## Goal
Write out the listing in full, matching it word for word.

Stored records:
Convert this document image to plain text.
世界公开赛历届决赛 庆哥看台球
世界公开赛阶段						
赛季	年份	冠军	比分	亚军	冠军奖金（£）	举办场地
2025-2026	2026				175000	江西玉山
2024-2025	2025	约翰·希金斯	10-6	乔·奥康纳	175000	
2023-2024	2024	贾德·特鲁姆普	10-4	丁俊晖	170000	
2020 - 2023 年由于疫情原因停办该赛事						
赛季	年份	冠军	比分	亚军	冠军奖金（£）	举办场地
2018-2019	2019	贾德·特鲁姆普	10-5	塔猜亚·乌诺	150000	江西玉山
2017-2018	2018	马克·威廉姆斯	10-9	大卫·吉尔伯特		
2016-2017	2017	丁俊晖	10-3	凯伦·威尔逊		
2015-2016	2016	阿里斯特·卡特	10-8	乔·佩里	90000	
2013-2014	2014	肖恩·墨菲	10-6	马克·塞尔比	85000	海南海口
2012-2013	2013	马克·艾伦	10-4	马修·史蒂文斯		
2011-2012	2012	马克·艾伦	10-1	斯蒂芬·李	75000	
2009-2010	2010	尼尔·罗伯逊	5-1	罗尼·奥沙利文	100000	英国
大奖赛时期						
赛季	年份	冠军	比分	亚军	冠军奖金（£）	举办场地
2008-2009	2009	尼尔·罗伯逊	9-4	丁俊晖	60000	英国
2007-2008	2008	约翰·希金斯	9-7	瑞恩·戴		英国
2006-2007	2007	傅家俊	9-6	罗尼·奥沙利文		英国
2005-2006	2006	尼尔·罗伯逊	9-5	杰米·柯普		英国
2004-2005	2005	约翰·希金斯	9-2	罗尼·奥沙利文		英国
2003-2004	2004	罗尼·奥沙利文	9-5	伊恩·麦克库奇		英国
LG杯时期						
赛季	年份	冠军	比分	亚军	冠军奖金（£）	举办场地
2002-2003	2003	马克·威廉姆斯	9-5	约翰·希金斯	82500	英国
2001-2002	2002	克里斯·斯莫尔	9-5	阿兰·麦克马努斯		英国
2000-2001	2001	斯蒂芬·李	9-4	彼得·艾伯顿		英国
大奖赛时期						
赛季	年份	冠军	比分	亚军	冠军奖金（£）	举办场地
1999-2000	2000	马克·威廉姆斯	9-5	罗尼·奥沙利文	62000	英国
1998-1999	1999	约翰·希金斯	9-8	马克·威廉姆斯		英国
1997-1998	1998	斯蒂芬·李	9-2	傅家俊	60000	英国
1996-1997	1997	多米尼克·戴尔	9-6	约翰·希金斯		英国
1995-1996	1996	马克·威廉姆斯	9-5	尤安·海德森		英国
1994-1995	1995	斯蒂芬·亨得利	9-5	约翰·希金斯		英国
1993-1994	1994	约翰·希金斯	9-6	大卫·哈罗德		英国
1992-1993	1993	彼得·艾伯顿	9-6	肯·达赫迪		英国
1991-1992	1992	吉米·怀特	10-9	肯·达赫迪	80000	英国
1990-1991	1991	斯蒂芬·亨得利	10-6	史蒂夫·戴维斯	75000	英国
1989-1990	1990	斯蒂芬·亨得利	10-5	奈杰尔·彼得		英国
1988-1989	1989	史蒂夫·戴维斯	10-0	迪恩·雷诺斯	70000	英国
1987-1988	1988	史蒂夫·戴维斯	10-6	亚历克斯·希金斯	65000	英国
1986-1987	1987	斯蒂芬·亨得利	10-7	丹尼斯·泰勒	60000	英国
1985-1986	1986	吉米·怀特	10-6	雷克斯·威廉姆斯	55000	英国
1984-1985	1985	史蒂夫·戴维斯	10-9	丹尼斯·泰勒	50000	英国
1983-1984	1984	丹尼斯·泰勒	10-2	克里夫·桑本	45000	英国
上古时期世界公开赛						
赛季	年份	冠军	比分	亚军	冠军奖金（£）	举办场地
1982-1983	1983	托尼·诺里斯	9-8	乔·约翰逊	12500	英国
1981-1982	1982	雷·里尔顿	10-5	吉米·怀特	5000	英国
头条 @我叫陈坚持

## Response to this exercise
Convert this document image to plain text.
世界公开赛历届决赛 庆哥看台球
世界公开赛阶段						
赛季	年份	冠军	比分	亚军	冠军奖金（£）	举办场地
2025-2026	2026				175000	江西玉山
2024-2025	2025	约翰·希金斯	10-6	乔·奥康纳	175000	
2023-2024	2024	贾德·特鲁姆普	10-4	丁俊晖	170000	
2020 - 2023 年由于疫情原因停办该赛事						
赛季	年份	冠军	比分	亚军	冠军奖金（£）	举办场地
2018-2019	2019	贾德·特鲁姆普	10-5	塔猜亚·乌诺	150000	江西玉山
2017-2018	2018	马克·威廉姆斯	10-9	大卫·吉尔伯特		
2016-2017	2017	丁俊晖	10-3	凯伦·威尔逊		
2015-2016	2016	阿里斯特·卡特	10-8	乔·佩里	90000	
2013-2014	2014	肖恩·墨菲	10-6	马克·塞尔比	85000	海南海口
2012-2013	2013	马克·艾伦	10-4	马修·史蒂文斯		
2011-2012	2012	马克·艾伦	10-1	斯蒂芬·李	75000	
2009-2010	2010	尼尔·罗伯逊	5-1	罗尼·奥沙利文	100000	英国
大奖赛时期						
赛季	年份	冠军	比分	亚军	冠军奖金（£）	举办场地
2008-2009	2009	尼尔·罗伯逊	9-4	丁俊晖	60000	英国
2007-2008	2008	约翰·希金斯	9-7	瑞恩·戴		英国
2006-2007	2007	傅家俊	9-6	罗尼·奥沙利文		英国
2005-2006	2006	尼尔·罗伯逊	9-5	杰米·柯普		英国
2004-2005	2005	约翰·希金斯	9-2	罗尼·奥沙利文		英国
2003-2004	2004	罗尼·奥沙利文	9-5	伊恩·麦克库奇		英国
LG杯时期						
赛季	年份	冠军	比分	亚军	冠军奖金（£）	举办场地
2002-2003	2003	马克·威廉姆斯	9-5	约翰·希金斯	82500	英国
2001-2002	2002	克里斯·斯莫尔	9-5	阿兰·麦克马努斯		英国
2000-2001	2001	斯蒂芬·李	9-4	彼得·艾伯顿		英国
大奖赛时期						
赛季	年份	冠军	比分	亚军	冠军奖金（£）	举办场地
1999-2000	2000	马克·威廉姆斯	9-5	罗尼·奥沙利文	62000	英国
1998-1999	1999	约翰·希金斯	9-8	马克·威廉姆斯		英国
1997-1998	1998	斯蒂芬·李	9-2	傅家俊	60000	英国
1996-1997	1997	多米尼克·戴尔	9-6	约翰·希金斯		英国
1995-1996	1996	马克·威廉姆斯	9-5	尤安·海德森		英国
1994-1995	1995	斯蒂芬·亨得利	9-5	约翰·希金斯		英国
1993-1994	1994	约翰·希金斯	9-6	大卫·哈罗德		英国
1992-1993	1993	彼得·艾伯顿	9-6	肯·达赫迪		英国
1991-1992	1992	吉米·怀特	10-9	肯·达赫迪	80000	英国
1990-1991	1991	斯蒂芬·亨得利	10-6	史蒂夫·戴维斯	75000	英国
1989-1990	1990	斯蒂芬·亨得利	10-5	奈杰尔·彼得		英国
1988-1989	1989	史蒂夫·戴维斯	10-0	迪恩·雷诺斯	70000	英国
1987-1988	1988	史蒂夫·戴维斯	10-6	亚历克斯·希金斯	65000	英国
1986-1987	1987	斯蒂芬·亨得利	10-7	丹尼斯·泰勒	60000	英国
1985-1986	1986	吉米·怀特	10-6	雷克斯·威廉姆斯	55000	英国
1984-1985	1985	史蒂夫·戴维斯	10-9	丹尼斯·泰勒	50000	英国
1983-1984	1984	丹尼斯·泰勒	10-2	克里夫·桑本	45000	英国
上古时期世界公开赛						
赛季	年份	冠军	比分	亚军	冠军奖金（£）	举办场地
1982-1983	1983	托尼·诺里斯	9-8	乔·约翰逊	12500	英国
1981-1982	1982	雷·里尔顿	10-5	吉米·怀特	5000	英国
头条 @我叫陈坚持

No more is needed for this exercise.